** Task brief **
Restate the full set of records exactly, without adding or dropping a word.

[Data items]
◇ ◇ ◇ ◇ ◇

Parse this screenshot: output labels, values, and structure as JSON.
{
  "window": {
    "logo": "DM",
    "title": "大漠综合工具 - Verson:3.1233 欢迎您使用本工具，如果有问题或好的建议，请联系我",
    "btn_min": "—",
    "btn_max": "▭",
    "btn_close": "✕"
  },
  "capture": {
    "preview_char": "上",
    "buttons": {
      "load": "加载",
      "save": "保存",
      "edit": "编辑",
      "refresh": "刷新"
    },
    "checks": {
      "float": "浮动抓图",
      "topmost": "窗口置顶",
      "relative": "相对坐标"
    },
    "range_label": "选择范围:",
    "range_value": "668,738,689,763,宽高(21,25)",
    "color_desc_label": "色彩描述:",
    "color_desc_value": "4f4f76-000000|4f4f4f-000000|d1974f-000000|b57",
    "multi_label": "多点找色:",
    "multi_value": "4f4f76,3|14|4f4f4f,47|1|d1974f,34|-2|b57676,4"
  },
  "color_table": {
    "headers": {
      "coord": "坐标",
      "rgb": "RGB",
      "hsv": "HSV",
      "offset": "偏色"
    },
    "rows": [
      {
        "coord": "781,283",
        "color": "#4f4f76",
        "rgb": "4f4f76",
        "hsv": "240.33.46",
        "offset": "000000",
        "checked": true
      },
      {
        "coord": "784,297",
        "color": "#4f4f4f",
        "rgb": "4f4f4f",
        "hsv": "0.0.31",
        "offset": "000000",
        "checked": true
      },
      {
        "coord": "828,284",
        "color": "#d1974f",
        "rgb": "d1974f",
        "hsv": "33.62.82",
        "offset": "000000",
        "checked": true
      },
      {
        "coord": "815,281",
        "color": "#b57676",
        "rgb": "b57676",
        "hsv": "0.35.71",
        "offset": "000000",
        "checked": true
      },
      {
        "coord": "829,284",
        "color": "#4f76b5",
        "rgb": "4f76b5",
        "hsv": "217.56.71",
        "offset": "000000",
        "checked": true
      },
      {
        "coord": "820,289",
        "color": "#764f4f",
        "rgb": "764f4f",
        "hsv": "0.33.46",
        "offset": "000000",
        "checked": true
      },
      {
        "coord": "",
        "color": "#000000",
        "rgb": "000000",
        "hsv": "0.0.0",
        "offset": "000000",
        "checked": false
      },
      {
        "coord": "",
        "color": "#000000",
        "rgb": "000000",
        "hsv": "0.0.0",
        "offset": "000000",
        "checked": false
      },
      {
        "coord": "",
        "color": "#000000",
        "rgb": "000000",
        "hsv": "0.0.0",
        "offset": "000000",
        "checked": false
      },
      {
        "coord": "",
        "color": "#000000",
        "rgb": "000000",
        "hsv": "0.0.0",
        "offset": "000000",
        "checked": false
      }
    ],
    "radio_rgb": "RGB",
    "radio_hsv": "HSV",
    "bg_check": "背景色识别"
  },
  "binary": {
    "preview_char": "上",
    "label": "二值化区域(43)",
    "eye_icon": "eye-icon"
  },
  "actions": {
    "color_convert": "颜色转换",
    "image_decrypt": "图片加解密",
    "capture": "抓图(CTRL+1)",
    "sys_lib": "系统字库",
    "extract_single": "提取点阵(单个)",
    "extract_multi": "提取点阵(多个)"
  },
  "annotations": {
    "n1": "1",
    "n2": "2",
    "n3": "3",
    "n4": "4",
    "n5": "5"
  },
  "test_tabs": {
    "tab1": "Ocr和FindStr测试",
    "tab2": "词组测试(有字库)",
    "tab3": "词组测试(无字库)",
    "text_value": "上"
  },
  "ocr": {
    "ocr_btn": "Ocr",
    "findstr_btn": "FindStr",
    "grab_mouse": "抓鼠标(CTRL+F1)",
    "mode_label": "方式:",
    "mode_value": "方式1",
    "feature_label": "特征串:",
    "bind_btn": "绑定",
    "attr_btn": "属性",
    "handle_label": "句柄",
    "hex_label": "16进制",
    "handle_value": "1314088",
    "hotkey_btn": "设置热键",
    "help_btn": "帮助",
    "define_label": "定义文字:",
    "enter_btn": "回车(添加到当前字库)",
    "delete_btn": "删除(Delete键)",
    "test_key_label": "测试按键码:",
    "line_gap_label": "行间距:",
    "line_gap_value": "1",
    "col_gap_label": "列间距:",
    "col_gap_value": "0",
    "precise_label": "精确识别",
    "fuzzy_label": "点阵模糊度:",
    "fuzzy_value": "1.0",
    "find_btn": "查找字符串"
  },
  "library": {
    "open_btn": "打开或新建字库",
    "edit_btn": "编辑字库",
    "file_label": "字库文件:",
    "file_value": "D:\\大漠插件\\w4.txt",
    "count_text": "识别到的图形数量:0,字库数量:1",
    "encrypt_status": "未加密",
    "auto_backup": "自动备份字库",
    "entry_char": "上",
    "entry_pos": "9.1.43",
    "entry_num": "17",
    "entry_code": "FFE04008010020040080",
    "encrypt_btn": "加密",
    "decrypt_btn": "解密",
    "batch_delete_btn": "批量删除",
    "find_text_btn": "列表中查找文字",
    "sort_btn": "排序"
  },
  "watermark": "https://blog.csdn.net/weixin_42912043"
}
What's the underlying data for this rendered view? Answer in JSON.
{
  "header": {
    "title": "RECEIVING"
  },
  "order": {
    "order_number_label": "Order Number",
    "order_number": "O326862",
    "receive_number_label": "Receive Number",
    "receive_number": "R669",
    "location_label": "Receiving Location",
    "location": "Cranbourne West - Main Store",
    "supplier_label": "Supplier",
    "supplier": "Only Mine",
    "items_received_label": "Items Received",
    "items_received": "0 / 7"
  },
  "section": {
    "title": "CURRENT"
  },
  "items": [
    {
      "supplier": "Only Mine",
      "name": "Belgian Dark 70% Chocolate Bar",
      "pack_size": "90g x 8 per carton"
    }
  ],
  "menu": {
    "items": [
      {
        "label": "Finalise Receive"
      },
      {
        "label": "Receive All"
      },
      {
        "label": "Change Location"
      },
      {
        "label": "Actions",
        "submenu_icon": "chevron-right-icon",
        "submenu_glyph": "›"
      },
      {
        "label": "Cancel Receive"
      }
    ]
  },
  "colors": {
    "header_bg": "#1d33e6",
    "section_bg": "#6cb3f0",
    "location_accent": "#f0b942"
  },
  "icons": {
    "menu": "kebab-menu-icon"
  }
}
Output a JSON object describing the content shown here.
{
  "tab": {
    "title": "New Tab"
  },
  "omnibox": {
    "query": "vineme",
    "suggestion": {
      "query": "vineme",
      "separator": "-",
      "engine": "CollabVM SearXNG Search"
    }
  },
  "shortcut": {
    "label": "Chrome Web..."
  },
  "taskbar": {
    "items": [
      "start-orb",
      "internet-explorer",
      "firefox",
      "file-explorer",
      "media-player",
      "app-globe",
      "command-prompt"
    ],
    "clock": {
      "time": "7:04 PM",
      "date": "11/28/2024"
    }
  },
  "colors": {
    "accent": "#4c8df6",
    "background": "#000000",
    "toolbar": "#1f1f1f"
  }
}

◇ ◇ ◇ ◇ ◇

** Solution for this problem **
Parse this screenshot: output labels, values, and structure as JSON.
{
  "window": {
    "logo": "DM",
    "title": "大漠综合工具 - Verson:3.1233 欢迎您使用本工具，如果有问题或好的建议，请联系我",
    "btn_min": "—",
    "btn_max": "▭",
    "btn_close": "✕"
  },
  "capture": {
    "preview_char": "上",
    "buttons": {
      "load": "加载",
      "save": "保存",
      "edit": "编辑",
      "refresh": "刷新"
    },
    "checks": {
      "float": "浮动抓图",
      "topmost": "窗口置顶",
      "relative": "相对坐标"
    },
    "range_label": "选择范围:",
    "range_value": "668,738,689,763,宽高(21,25)",
    "color_desc_label": "色彩描述:",
    "color_desc_value": "4f4f76-000000|4f4f4f-000000|d1974f-000000|b57",
    "multi_label": "多点找色:",
    "multi_value": "4f4f76,3|14|4f4f4f,47|1|d1974f,34|-2|b57676,4"
  },
  "color_table": {
    "headers": {
      "coord": "坐标",
      "rgb": "RGB",
      "hsv": "HSV",
      "offset": "偏色"
    },
    "rows": [
      {
        "coord": "781,283",
        "color": "#4f4f76",
        "rgb": "4f4f76",
        "hsv": "240.33.46",
        "offset": "000000",
        "checked": true
      },
      {
        "coord": "784,297",
        "color": "#4f4f4f",
        "rgb": "4f4f4f",
        "hsv": "0.0.31",
        "offset": "000000",
        "checked": true
      },
      {
        "coord": "828,284",
        "color": "#d1974f",
        "rgb": "d1974f",
        "hsv": "33.62.82",
        "offset": "000000",
        "checked": true
      },
      {
        "coord": "815,281",
        "color": "#b57676",
        "rgb": "b57676",
        "hsv": "0.35.71",
        "offset": "000000",
        "checked": true
      },
      {
        "coord": "829,284",
        "color": "#4f76b5",
        "rgb": "4f76b5",
        "hsv": "217.56.71",
        "offset": "000000",
        "checked": true
      },
      {
        "coord": "820,289",
        "color": "#764f4f",
        "rgb": "764f4f",
        "hsv": "0.33.46",
        "offset": "000000",
        "checked": true
      },
      {
        "coord": "",
        "color": "#000000",
        "rgb": "000000",
        "hsv": "0.0.0",
        "offset": "000000",
        "checked": false
      },
      {
        "coord": "",
        "color": "#000000",
        "rgb": "000000",
        "hsv": "0.0.0",
        "offset": "000000",
        "checked": false
      },
      {
        "coord": "",
        "color": "#000000",
        "rgb": "000000",
        "hsv": "0.0.0",
        "offset": "000000",
        "checked": false
      },
      {
        "coord": "",
        "color": "#000000",
        "rgb": "000000",
        "hsv": "0.0.0",
        "offset": "000000",
        "checked": false
      }
    ],
    "radio_rgb": "RGB",
    "radio_hsv": "HSV",
    "bg_check": "背景色识别"
  },
  "binary": {
    "preview_char": "上",
    "label": "二值化区域(43)",
    "eye_icon": "eye-icon"
  },
  "actions": {
    "color_convert": "颜色转换",
    "image_decrypt": "图片加解密",
    "capture": "抓图(CTRL+1)",
    "sys_lib": "系统字库",
    "extract_single": "提取点阵(单个)",
    "extract_multi": "提取点阵(多个)"
  },
  "annotations": {
    "n1": "1",
    "n2": "2",
    "n3": "3",
    "n4": "4",
    "n5": "5"
  },
  "test_tabs": {
    "tab1": "Ocr和FindStr测试",
    "tab2": "词组测试(有字库)",
    "tab3": "词组测试(无字库)",
    "text_value": "上"
  },
  "ocr": {
    "ocr_btn": "Ocr",
    "findstr_btn": "FindStr",
    "grab_mouse": "抓鼠标(CTRL+F1)",
    "mode_label": "方式:",
    "mode_value": "方式1",
    "feature_label": "特征串:",
    "bind_btn": "绑定",
    "attr_btn": "属性",
    "handle_label": "句柄",
    "hex_label": "16进制",
    "handle_value": "1314088",
    "hotkey_btn": "设置热键",
    "help_btn": "帮助",
    "define_label": "定义文字:",
    "enter_btn": "回车(添加到当前字库)",
    "delete_btn": "删除(Delete键)",
    "test_key_label": "测试按键码:",
    "line_gap_label": "行间距:",
    "line_gap_value": "1",
    "col_gap_label": "列间距:",
    "col_gap_value": "0",
    "precise_label": "精确识别",
    "fuzzy_label": "点阵模糊度:",
    "fuzzy_value": "1.0",
    "find_btn": "查找字符串"
  },
  "library": {
    "open_btn": "打开或新建字库",
    "edit_btn": "编辑字库",
    "file_label": "字库文件:",
    "file_value": "D:\\大漠插件\\w4.txt",
    "count_text": "识别到的图形数量:0,字库数量:1",
    "encrypt_status": "未加密",
    "auto_backup": "自动备份字库",
    "entry_char": "上",
    "entry_pos": "9.1.43",
    "entry_num": "17",
    "entry_code": "FFE04008010020040080",
    "encrypt_btn": "加密",
    "decrypt_btn": "解密",
    "batch_delete_btn": "批量删除",
    "find_text_btn": "列表中查找文字",
    "sort_btn": "排序"
  },
  "watermark": "https://blog.csdn.net/weixin_42912043"
}
What's the underlying data for this rendered view? Answer in JSON.
{
  "header": {
    "title": "RECEIVING"
  },
  "order": {
    "order_number_label": "Order Number",
    "order_number": "O326862",
    "receive_number_label": "Receive Number",
    "receive_number": "R669",
    "location_label": "Receiving Location",
    "location": "Cranbourne West - Main Store",
    "supplier_label": "Supplier",
    "supplier": "Only Mine",
    "items_received_label": "Items Received",
    "items_received": "0 / 7"
  },
  "section": {
    "title": "CURRENT"
  },
  "items": [
    {
      "supplier": "Only Mine",
      "name": "Belgian Dark 70% Chocolate Bar",
      "pack_size": "90g x 8 per carton"
    }
  ],
  "menu": {
    "items": [
      {
        "label": "Finalise Receive"
      },
      {
        "label": "Receive All"
      },
      {
        "label": "Change Location"
      },
      {
        "label": "Actions",
        "submenu_icon": "chevron-right-icon",
        "submenu_glyph": "›"
      },
      {
        "label": "Cancel Receive"
      }
    ]
  },
  "colors": {
    "header_bg": "#1d33e6",
    "section_bg": "#6cb3f0",
    "location_accent": "#f0b942"
  },
  "icons": {
    "menu": "kebab-menu-icon"
  }
}
Output a JSON object describing the content shown here.
{
  "tab": {
    "title": "New Tab"
  },
  "omnibox": {
    "query": "vineme",
    "suggestion": {
      "query": "vineme",
      "separator": "-",
      "engine": "CollabVM SearXNG Search"
    }
  },
  "shortcut": {
    "label": "Chrome Web..."
  },
  "taskbar": {
    "items": [
      "start-orb",
      "internet-explorer",
      "firefox",
      "file-explorer",
      "media-player",
      "app-globe",
      "command-prompt"
    ],
    "clock": {
      "time": "7:04 PM",
      "date": "11/28/2024"
    }
  },
  "colors": {
    "accent": "#4c8df6",
    "background": "#000000",
    "toolbar": "#1f1f1f"
  }
}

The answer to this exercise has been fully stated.